Quote every line below exactly and skip any picture.

(Stored data)
● ● ● ●

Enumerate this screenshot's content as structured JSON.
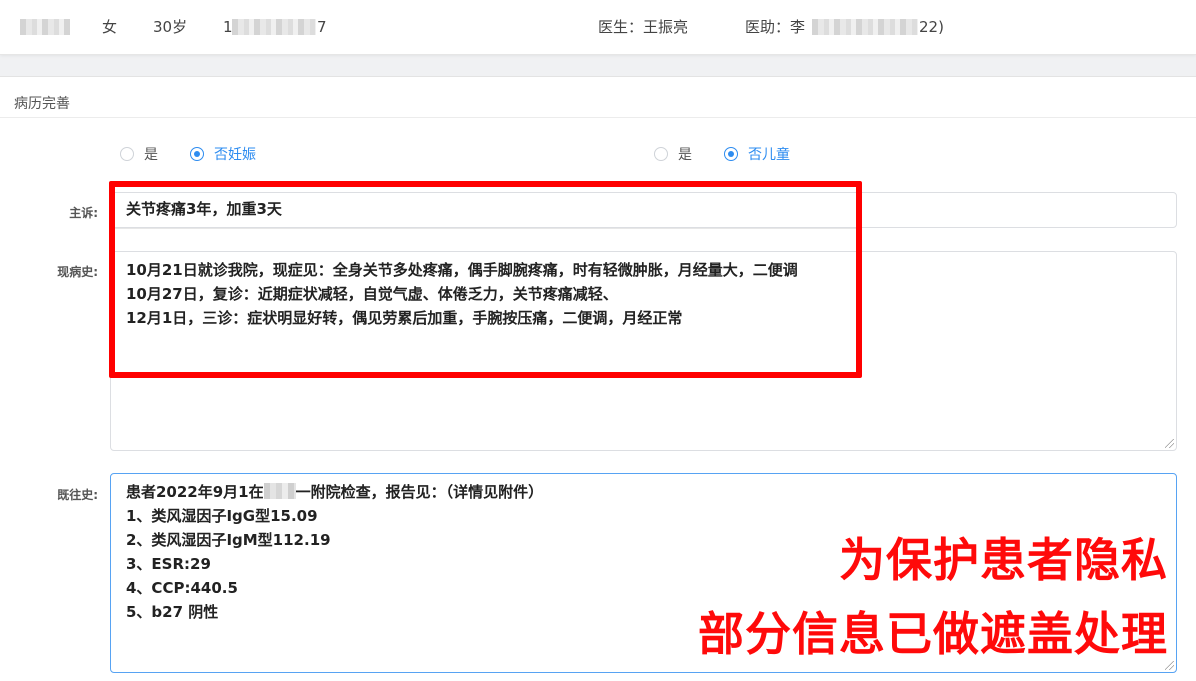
{
  "header": {
    "gender": "女",
    "age": "30岁",
    "phone_prefix": "1",
    "phone_suffix": "7",
    "doctor": "医生：王振亮",
    "assistant_prefix": "医助：李",
    "assistant_suffix": "22)"
  },
  "section": {
    "title": "病历完善"
  },
  "pregnancy": {
    "options": [
      {
        "label": "是",
        "checked": false
      },
      {
        "label": "否妊娠",
        "checked": true
      }
    ]
  },
  "child": {
    "options": [
      {
        "label": "是",
        "checked": false
      },
      {
        "label": "否儿童",
        "checked": true
      }
    ]
  },
  "chief_complaint": {
    "label": "主诉:",
    "value": "关节疼痛3年，加重3天"
  },
  "present_illness": {
    "label": "现病史:",
    "lines": [
      "10月21日就诊我院，现症见：全身关节多处疼痛，偶手脚腕疼痛，时有轻微肿胀，月经量大，二便调",
      "10月27日，复诊：近期症状减轻，自觉气虚、体倦乏力，关节疼痛减轻、",
      "12月1日，三诊：症状明显好转，偶见劳累后加重，手腕按压痛，二便调，月经正常"
    ]
  },
  "past_history": {
    "label": "既往史:",
    "line1_before": "患者2022年9月1在",
    "line1_after": "一附院检查，报告见：（详情见附件）",
    "lines": [
      "1、类风湿因子IgG型15.09",
      "2、类风湿因子IgM型112.19",
      "3、ESR:29",
      "4、CCP:440.5",
      "5、b27 阴性"
    ]
  },
  "privacy_notice": {
    "line1": "为保护患者隐私",
    "line2": "部分信息已做遮盖处理"
  },
  "colors": {
    "accent": "#2d8cf0",
    "highlight": "#ff0000"
  }
}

● ● ● ●

# Reply to the task
Enumerate this screenshot's content as structured JSON.
{
  "header": {
    "gender": "女",
    "age": "30岁",
    "phone_prefix": "1",
    "phone_suffix": "7",
    "doctor": "医生：王振亮",
    "assistant_prefix": "医助：李",
    "assistant_suffix": "22)"
  },
  "section": {
    "title": "病历完善"
  },
  "pregnancy": {
    "options": [
      {
        "label": "是",
        "checked": false
      },
      {
        "label": "否妊娠",
        "checked": true
      }
    ]
  },
  "child": {
    "options": [
      {
        "label": "是",
        "checked": false
      },
      {
        "label": "否儿童",
        "checked": true
      }
    ]
  },
  "chief_complaint": {
    "label": "主诉:",
    "value": "关节疼痛3年，加重3天"
  },
  "present_illness": {
    "label": "现病史:",
    "lines": [
      "10月21日就诊我院，现症见：全身关节多处疼痛，偶手脚腕疼痛，时有轻微肿胀，月经量大，二便调",
      "10月27日，复诊：近期症状减轻，自觉气虚、体倦乏力，关节疼痛减轻、",
      "12月1日，三诊：症状明显好转，偶见劳累后加重，手腕按压痛，二便调，月经正常"
    ]
  },
  "past_history": {
    "label": "既往史:",
    "line1_before": "患者2022年9月1在",
    "line1_after": "一附院检查，报告见：（详情见附件）",
    "lines": [
      "1、类风湿因子IgG型15.09",
      "2、类风湿因子IgM型112.19",
      "3、ESR:29",
      "4、CCP:440.5",
      "5、b27 阴性"
    ]
  },
  "privacy_notice": {
    "line1": "为保护患者隐私",
    "line2": "部分信息已做遮盖处理"
  },
  "colors": {
    "accent": "#2d8cf0",
    "highlight": "#ff0000"
  }
}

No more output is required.